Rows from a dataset

-- Begin --

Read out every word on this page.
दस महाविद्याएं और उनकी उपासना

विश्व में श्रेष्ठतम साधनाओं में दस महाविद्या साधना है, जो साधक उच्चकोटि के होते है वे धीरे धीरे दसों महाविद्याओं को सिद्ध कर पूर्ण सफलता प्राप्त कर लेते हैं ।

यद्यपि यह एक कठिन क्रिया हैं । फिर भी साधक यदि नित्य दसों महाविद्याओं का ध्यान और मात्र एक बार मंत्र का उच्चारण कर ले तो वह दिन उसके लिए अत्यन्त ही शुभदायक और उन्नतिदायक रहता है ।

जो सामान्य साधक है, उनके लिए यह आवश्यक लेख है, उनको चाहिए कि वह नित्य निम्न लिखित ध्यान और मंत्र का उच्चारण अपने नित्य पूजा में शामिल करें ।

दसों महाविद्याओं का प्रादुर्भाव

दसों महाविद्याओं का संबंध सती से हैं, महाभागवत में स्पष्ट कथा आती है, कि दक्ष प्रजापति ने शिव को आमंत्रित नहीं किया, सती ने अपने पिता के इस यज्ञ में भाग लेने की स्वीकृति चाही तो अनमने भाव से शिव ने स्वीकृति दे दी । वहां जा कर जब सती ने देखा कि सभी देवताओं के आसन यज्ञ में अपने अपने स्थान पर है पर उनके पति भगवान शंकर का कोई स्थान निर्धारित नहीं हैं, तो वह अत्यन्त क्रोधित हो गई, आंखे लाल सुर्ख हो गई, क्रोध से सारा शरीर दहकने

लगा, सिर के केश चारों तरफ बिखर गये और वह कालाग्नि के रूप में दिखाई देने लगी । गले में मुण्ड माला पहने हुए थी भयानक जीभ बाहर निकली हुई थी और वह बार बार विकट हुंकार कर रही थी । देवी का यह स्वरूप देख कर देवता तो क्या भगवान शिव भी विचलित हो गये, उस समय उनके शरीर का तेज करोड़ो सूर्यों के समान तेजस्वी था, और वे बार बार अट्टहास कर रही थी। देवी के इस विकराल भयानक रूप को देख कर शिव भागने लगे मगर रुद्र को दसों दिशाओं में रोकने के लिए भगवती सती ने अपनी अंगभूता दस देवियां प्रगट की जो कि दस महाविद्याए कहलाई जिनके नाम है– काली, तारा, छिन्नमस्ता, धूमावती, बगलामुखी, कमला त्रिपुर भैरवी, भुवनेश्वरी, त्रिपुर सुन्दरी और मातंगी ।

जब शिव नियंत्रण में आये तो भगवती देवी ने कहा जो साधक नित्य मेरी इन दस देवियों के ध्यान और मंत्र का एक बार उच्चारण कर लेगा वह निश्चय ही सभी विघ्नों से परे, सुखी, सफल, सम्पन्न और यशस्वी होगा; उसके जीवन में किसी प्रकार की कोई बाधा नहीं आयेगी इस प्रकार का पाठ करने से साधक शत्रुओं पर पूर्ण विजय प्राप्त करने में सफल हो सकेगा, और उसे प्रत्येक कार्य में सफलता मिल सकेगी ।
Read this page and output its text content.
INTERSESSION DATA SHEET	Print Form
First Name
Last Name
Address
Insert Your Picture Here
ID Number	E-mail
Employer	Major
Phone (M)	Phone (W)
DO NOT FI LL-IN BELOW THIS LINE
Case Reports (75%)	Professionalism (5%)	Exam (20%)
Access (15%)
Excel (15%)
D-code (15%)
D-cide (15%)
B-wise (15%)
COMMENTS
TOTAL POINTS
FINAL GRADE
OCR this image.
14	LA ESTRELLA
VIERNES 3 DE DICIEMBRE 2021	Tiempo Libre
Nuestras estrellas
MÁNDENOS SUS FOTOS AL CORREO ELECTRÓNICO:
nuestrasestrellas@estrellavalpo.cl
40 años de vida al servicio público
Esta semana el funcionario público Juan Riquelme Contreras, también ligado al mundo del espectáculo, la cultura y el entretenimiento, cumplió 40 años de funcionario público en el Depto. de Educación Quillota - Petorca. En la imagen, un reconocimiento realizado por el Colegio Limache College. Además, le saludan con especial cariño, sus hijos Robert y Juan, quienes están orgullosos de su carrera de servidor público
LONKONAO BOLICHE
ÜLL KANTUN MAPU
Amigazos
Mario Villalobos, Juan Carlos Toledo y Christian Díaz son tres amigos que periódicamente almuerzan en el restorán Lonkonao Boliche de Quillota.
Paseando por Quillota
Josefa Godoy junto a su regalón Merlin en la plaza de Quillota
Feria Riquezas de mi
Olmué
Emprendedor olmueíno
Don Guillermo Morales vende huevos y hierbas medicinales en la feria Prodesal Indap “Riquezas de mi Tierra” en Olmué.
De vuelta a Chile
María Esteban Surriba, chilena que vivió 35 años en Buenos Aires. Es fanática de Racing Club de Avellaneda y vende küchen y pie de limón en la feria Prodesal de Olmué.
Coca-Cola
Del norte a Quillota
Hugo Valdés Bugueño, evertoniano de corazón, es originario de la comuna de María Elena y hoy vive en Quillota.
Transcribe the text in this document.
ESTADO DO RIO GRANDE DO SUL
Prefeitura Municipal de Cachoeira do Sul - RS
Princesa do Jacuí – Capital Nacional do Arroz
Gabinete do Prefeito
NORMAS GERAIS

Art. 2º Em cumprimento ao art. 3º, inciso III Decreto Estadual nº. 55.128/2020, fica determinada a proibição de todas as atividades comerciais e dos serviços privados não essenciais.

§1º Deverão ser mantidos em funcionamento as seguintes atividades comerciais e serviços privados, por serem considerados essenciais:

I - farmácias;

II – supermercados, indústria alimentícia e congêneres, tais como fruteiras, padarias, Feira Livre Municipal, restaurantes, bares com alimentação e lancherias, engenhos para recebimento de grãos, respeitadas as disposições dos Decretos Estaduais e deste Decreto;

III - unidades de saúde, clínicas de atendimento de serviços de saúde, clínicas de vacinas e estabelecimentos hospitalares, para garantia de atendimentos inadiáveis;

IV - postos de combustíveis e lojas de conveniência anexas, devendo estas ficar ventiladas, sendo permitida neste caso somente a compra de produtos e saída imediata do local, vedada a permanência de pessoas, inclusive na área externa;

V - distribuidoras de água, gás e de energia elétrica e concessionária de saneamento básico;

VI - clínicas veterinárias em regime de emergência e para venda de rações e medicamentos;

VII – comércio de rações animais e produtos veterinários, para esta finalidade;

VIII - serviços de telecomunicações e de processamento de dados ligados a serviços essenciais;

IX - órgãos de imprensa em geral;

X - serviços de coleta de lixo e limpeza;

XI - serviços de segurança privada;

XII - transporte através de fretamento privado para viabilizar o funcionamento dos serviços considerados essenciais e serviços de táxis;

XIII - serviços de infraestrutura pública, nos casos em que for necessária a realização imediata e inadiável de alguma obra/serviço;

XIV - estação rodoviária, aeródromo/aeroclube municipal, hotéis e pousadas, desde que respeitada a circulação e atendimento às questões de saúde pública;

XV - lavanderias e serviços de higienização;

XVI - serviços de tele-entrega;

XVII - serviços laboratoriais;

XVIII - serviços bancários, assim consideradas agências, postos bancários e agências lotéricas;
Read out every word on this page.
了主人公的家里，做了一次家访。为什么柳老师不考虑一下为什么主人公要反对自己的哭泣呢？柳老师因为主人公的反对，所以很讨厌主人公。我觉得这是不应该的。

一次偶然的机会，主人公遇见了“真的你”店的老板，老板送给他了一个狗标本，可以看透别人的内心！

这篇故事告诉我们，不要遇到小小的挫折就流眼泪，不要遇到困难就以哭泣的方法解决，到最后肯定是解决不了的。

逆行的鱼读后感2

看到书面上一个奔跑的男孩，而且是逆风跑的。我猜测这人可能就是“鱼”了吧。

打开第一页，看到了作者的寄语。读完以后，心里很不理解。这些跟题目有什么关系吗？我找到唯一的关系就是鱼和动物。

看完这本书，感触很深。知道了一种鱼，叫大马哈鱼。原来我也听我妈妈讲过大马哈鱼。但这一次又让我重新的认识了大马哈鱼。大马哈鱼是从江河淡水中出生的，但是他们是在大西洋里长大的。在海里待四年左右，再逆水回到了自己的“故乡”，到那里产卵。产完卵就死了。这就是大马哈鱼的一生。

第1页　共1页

-- End --

■ **Aim**: In the entries above, find every line holding the word "comerciais" and copy it out.

■ **Task output**:
Art. 2º Em cumprimento ao art. 3º, inciso III Decreto Estadual nº. 55.128/2020, fica determinada a proibição de todas as atividades comerciais e dos serviços privados não essenciais.
§1º Deverão ser mantidos em funcionamento as seguintes atividades comerciais e serviços privados, por serem considerados essenciais:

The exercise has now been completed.